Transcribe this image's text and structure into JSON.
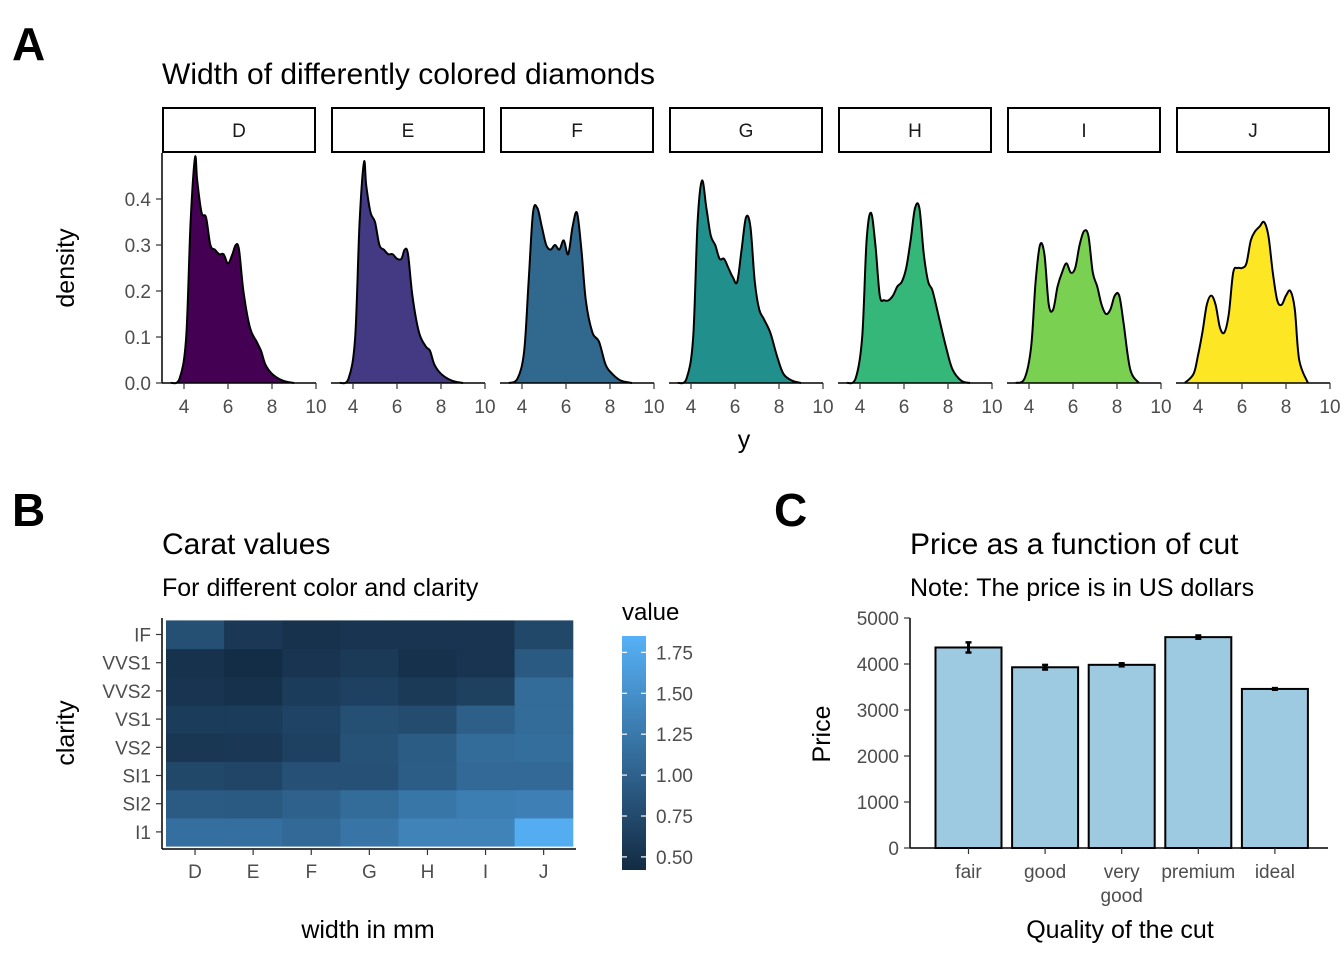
{
  "panel_tags": [
    "A",
    "B",
    "C"
  ],
  "chart_data": [
    {
      "type": "area",
      "panel": "A",
      "title": "Width of differently colored diamonds",
      "xlabel": "y",
      "ylabel": "density",
      "xlim": [
        3,
        10
      ],
      "ylim": [
        0,
        0.5
      ],
      "xticks": [
        4,
        6,
        8,
        10
      ],
      "yticks": [
        0.0,
        0.1,
        0.2,
        0.3,
        0.4
      ],
      "ytick_labels": [
        "0.0",
        "0.1",
        "0.2",
        "0.3",
        "0.4"
      ],
      "facets": [
        "D",
        "E",
        "F",
        "G",
        "H",
        "I",
        "J"
      ],
      "series": [
        {
          "name": "D",
          "color": "#440154",
          "x": [
            3.4,
            3.8,
            4.1,
            4.3,
            4.5,
            4.6,
            4.8,
            5.0,
            5.2,
            5.4,
            5.6,
            5.8,
            6.0,
            6.2,
            6.35,
            6.5,
            6.7,
            7.0,
            7.3,
            7.5,
            7.7,
            8.0,
            8.5,
            9.0
          ],
          "y": [
            0,
            0.01,
            0.1,
            0.35,
            0.49,
            0.44,
            0.37,
            0.36,
            0.3,
            0.29,
            0.28,
            0.28,
            0.26,
            0.28,
            0.3,
            0.29,
            0.2,
            0.12,
            0.09,
            0.07,
            0.04,
            0.02,
            0.005,
            0
          ]
        },
        {
          "name": "E",
          "color": "#443A83",
          "x": [
            3.4,
            3.8,
            4.1,
            4.3,
            4.5,
            4.6,
            4.8,
            5.0,
            5.2,
            5.4,
            5.6,
            5.8,
            6.0,
            6.2,
            6.35,
            6.5,
            6.7,
            7.0,
            7.3,
            7.5,
            7.7,
            8.0,
            8.5,
            9.0
          ],
          "y": [
            0,
            0.01,
            0.1,
            0.35,
            0.48,
            0.43,
            0.37,
            0.35,
            0.3,
            0.29,
            0.28,
            0.28,
            0.27,
            0.27,
            0.29,
            0.28,
            0.19,
            0.11,
            0.08,
            0.07,
            0.04,
            0.02,
            0.005,
            0
          ]
        },
        {
          "name": "F",
          "color": "#31688E",
          "x": [
            3.4,
            3.8,
            4.1,
            4.3,
            4.5,
            4.7,
            4.9,
            5.1,
            5.3,
            5.5,
            5.7,
            5.9,
            6.1,
            6.3,
            6.5,
            6.7,
            6.9,
            7.2,
            7.5,
            7.8,
            8.1,
            8.5,
            9.0
          ],
          "y": [
            0,
            0.01,
            0.07,
            0.22,
            0.37,
            0.38,
            0.34,
            0.3,
            0.29,
            0.3,
            0.29,
            0.31,
            0.28,
            0.34,
            0.37,
            0.29,
            0.18,
            0.11,
            0.09,
            0.04,
            0.02,
            0.005,
            0
          ]
        },
        {
          "name": "G",
          "color": "#21908C",
          "x": [
            3.4,
            3.8,
            4.1,
            4.3,
            4.5,
            4.7,
            4.9,
            5.1,
            5.3,
            5.5,
            5.7,
            5.9,
            6.1,
            6.3,
            6.5,
            6.7,
            6.9,
            7.1,
            7.3,
            7.6,
            7.9,
            8.2,
            8.6,
            9.0
          ],
          "y": [
            0,
            0.01,
            0.1,
            0.35,
            0.44,
            0.38,
            0.32,
            0.3,
            0.27,
            0.27,
            0.25,
            0.23,
            0.22,
            0.29,
            0.36,
            0.34,
            0.22,
            0.16,
            0.14,
            0.11,
            0.06,
            0.02,
            0.005,
            0
          ]
        },
        {
          "name": "H",
          "color": "#35B779",
          "x": [
            3.4,
            3.8,
            4.1,
            4.3,
            4.5,
            4.7,
            4.9,
            5.1,
            5.3,
            5.5,
            5.7,
            5.9,
            6.1,
            6.3,
            6.5,
            6.7,
            6.9,
            7.1,
            7.3,
            7.6,
            7.9,
            8.2,
            8.6,
            9.0
          ],
          "y": [
            0,
            0.01,
            0.1,
            0.31,
            0.37,
            0.3,
            0.19,
            0.18,
            0.18,
            0.19,
            0.21,
            0.22,
            0.25,
            0.31,
            0.38,
            0.38,
            0.28,
            0.22,
            0.2,
            0.14,
            0.08,
            0.03,
            0.005,
            0
          ]
        },
        {
          "name": "I",
          "color": "#7AD151",
          "x": [
            3.4,
            3.8,
            4.1,
            4.3,
            4.5,
            4.7,
            4.9,
            5.1,
            5.3,
            5.5,
            5.7,
            5.9,
            6.1,
            6.3,
            6.5,
            6.7,
            6.9,
            7.1,
            7.3,
            7.5,
            7.7,
            7.9,
            8.1,
            8.3,
            8.6,
            9.0
          ],
          "y": [
            0,
            0.01,
            0.08,
            0.22,
            0.3,
            0.28,
            0.17,
            0.16,
            0.21,
            0.24,
            0.26,
            0.24,
            0.25,
            0.3,
            0.33,
            0.32,
            0.24,
            0.21,
            0.17,
            0.15,
            0.16,
            0.19,
            0.19,
            0.13,
            0.03,
            0
          ]
        },
        {
          "name": "J",
          "color": "#FDE725",
          "x": [
            3.4,
            3.8,
            4.0,
            4.2,
            4.4,
            4.6,
            4.8,
            5.0,
            5.2,
            5.4,
            5.6,
            5.8,
            6.0,
            6.2,
            6.4,
            6.6,
            6.8,
            7.0,
            7.2,
            7.4,
            7.6,
            7.8,
            8.0,
            8.2,
            8.4,
            8.6,
            9.0
          ],
          "y": [
            0,
            0.02,
            0.06,
            0.11,
            0.17,
            0.19,
            0.17,
            0.12,
            0.11,
            0.15,
            0.24,
            0.25,
            0.25,
            0.26,
            0.31,
            0.33,
            0.34,
            0.35,
            0.32,
            0.24,
            0.18,
            0.17,
            0.19,
            0.2,
            0.16,
            0.05,
            0
          ]
        }
      ]
    },
    {
      "type": "heatmap",
      "panel": "B",
      "title": "Carat values",
      "subtitle": "For different color and clarity",
      "xlabel": "width in mm",
      "ylabel": "clarity",
      "x_categories": [
        "D",
        "E",
        "F",
        "G",
        "H",
        "I",
        "J"
      ],
      "y_categories": [
        "I1",
        "SI2",
        "SI1",
        "VS2",
        "VS1",
        "VVS2",
        "VVS1",
        "IF"
      ],
      "values": [
        [
          1.15,
          1.15,
          1.08,
          1.2,
          1.36,
          1.36,
          1.8
        ],
        [
          0.93,
          0.92,
          1.0,
          1.1,
          1.22,
          1.3,
          1.33
        ],
        [
          0.72,
          0.7,
          0.82,
          0.82,
          0.95,
          1.08,
          1.08
        ],
        [
          0.55,
          0.56,
          0.66,
          0.84,
          0.94,
          1.1,
          1.13
        ],
        [
          0.6,
          0.6,
          0.68,
          0.8,
          0.77,
          0.97,
          1.1
        ],
        [
          0.52,
          0.48,
          0.6,
          0.66,
          0.58,
          0.65,
          1.1
        ],
        [
          0.5,
          0.44,
          0.52,
          0.58,
          0.48,
          0.52,
          0.92
        ],
        [
          0.8,
          0.56,
          0.5,
          0.52,
          0.52,
          0.52,
          0.72
        ]
      ],
      "legend": {
        "title": "value",
        "range": [
          0.42,
          1.85
        ],
        "ticks": [
          0.5,
          0.75,
          1.0,
          1.25,
          1.5,
          1.75
        ],
        "tick_labels": [
          "0.50",
          "0.75",
          "1.00",
          "1.25",
          "1.50",
          "1.75"
        ],
        "colors": [
          "#132B43",
          "#56B1F7"
        ]
      }
    },
    {
      "type": "bar",
      "panel": "C",
      "title": "Price as a function of cut",
      "subtitle": "Note: The price is in US dollars",
      "xlabel": "Quality of the cut",
      "ylabel": "Price",
      "categories": [
        "fair",
        "good",
        "very good",
        "premium",
        "ideal"
      ],
      "category_lines": [
        [
          "fair"
        ],
        [
          "good"
        ],
        [
          "very",
          "good"
        ],
        [
          "premium"
        ],
        [
          "ideal"
        ]
      ],
      "values": [
        4359,
        3929,
        3982,
        4584,
        3458
      ],
      "error_low": [
        4250,
        3880,
        3950,
        4550,
        3440
      ],
      "error_high": [
        4470,
        3980,
        4015,
        4620,
        3476
      ],
      "ylim": [
        0,
        5000
      ],
      "yticks": [
        0,
        1000,
        2000,
        3000,
        4000,
        5000
      ],
      "ytick_labels": [
        "0",
        "1000",
        "2000",
        "3000",
        "4000",
        "5000"
      ],
      "bar_color": "#9ECAE1"
    }
  ]
}
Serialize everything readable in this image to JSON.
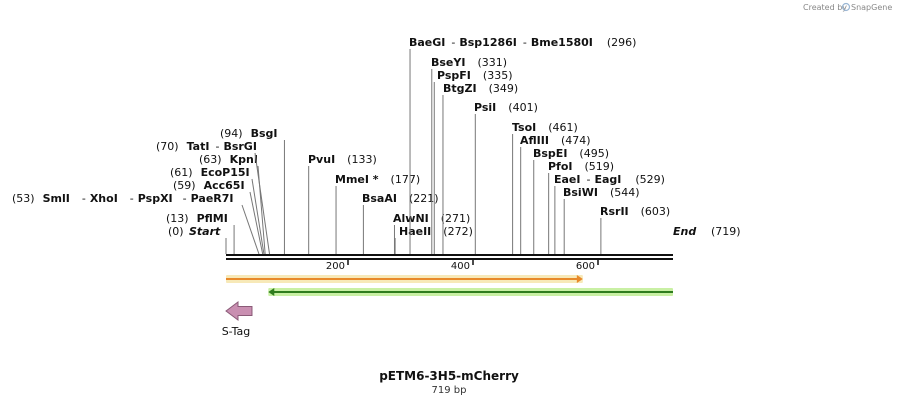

+-------+

Go through the listing above and report how many of its lines contain the word "this", with only the number as output.

## Solved problem
2